TASK INSTRUCTIONS: Answer with one number only: the number of lines that contain "letter".
────────
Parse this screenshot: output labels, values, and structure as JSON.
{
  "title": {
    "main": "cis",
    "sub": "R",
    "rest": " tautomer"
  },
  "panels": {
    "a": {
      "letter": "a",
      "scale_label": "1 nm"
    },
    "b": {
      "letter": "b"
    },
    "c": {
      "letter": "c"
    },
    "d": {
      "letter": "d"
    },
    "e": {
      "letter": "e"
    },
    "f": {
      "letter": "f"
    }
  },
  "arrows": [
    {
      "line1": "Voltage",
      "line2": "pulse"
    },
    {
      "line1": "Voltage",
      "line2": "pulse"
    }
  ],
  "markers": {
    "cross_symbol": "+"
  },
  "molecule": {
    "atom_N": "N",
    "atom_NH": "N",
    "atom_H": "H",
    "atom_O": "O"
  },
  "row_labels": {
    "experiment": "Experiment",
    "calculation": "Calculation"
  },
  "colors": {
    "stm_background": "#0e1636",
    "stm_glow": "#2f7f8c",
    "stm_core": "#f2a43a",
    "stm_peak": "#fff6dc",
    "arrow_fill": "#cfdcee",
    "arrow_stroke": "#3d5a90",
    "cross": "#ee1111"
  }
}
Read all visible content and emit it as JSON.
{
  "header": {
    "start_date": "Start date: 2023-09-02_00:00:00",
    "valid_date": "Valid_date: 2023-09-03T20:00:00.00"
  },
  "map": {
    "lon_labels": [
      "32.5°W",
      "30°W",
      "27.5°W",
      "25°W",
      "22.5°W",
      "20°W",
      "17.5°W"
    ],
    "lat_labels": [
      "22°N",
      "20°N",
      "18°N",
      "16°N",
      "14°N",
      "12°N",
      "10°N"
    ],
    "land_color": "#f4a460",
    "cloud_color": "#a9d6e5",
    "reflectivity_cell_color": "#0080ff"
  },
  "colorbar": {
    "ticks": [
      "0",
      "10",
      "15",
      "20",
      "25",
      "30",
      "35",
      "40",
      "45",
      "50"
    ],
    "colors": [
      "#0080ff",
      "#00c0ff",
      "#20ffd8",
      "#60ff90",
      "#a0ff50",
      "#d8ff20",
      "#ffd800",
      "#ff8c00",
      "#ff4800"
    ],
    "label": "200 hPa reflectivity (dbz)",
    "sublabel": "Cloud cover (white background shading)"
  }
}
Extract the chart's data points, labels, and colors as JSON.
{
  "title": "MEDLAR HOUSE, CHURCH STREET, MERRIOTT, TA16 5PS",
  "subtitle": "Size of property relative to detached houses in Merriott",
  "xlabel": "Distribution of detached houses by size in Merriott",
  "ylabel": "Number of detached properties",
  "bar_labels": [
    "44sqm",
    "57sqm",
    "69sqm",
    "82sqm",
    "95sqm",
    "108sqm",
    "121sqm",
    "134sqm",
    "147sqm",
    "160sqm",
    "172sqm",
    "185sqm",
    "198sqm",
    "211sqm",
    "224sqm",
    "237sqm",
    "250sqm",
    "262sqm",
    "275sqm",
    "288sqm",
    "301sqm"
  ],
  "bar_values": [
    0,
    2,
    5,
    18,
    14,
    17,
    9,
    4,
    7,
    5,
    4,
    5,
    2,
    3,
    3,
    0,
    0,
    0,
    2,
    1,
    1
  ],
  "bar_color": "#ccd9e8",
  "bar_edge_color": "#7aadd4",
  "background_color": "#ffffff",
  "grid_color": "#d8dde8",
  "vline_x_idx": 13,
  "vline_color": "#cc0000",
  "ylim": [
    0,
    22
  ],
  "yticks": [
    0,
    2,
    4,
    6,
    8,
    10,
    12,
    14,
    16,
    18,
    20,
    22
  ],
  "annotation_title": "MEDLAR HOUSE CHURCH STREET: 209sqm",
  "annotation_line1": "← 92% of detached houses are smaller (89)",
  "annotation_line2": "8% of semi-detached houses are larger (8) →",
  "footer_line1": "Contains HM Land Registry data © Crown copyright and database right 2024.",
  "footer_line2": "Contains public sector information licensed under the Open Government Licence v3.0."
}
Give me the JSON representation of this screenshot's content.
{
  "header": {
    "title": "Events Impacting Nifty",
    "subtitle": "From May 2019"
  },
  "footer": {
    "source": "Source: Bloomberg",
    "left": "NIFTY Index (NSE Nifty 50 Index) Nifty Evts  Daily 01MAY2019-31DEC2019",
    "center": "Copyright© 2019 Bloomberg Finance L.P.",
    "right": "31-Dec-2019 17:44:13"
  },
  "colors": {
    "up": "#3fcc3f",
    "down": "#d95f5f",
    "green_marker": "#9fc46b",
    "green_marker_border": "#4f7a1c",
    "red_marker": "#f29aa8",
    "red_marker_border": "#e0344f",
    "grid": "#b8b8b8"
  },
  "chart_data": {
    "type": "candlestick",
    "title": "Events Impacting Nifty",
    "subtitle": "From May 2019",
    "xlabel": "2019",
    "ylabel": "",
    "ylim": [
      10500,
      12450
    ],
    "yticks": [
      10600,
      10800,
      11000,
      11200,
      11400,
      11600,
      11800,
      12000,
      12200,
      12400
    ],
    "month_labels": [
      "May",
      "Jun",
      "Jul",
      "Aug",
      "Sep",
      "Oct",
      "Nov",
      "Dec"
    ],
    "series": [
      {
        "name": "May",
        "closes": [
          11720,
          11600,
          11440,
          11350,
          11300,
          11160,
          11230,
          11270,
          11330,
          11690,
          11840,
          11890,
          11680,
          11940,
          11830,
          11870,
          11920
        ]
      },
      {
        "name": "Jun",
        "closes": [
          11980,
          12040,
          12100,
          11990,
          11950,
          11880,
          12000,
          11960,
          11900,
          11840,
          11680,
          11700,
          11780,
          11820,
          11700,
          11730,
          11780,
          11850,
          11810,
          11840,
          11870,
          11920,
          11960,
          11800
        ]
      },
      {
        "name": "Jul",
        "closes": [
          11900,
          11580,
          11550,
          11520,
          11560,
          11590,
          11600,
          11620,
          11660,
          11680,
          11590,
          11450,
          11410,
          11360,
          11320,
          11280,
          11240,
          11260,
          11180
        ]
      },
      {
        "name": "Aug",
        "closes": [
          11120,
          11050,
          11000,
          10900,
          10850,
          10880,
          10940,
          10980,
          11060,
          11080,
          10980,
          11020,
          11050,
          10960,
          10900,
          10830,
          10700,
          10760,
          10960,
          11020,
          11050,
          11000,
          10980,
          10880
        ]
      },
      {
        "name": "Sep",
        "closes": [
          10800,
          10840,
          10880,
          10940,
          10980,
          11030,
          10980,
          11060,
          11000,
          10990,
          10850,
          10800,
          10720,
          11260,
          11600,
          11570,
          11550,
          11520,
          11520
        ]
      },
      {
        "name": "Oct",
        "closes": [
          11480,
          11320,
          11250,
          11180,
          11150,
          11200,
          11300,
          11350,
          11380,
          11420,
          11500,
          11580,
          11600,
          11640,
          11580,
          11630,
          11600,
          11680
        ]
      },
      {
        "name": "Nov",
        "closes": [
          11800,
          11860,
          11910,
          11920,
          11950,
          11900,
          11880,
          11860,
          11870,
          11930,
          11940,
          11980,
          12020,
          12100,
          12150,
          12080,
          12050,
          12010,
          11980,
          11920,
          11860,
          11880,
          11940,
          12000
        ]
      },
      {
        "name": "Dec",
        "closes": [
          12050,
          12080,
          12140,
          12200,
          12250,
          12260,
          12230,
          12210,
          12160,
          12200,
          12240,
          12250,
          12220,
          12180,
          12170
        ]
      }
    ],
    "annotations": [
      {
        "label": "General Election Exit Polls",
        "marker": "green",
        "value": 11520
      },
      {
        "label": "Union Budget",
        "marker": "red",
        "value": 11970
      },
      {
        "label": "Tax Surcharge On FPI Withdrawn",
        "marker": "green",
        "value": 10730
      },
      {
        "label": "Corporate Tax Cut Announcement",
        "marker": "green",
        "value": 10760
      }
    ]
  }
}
────────
RESULT: 6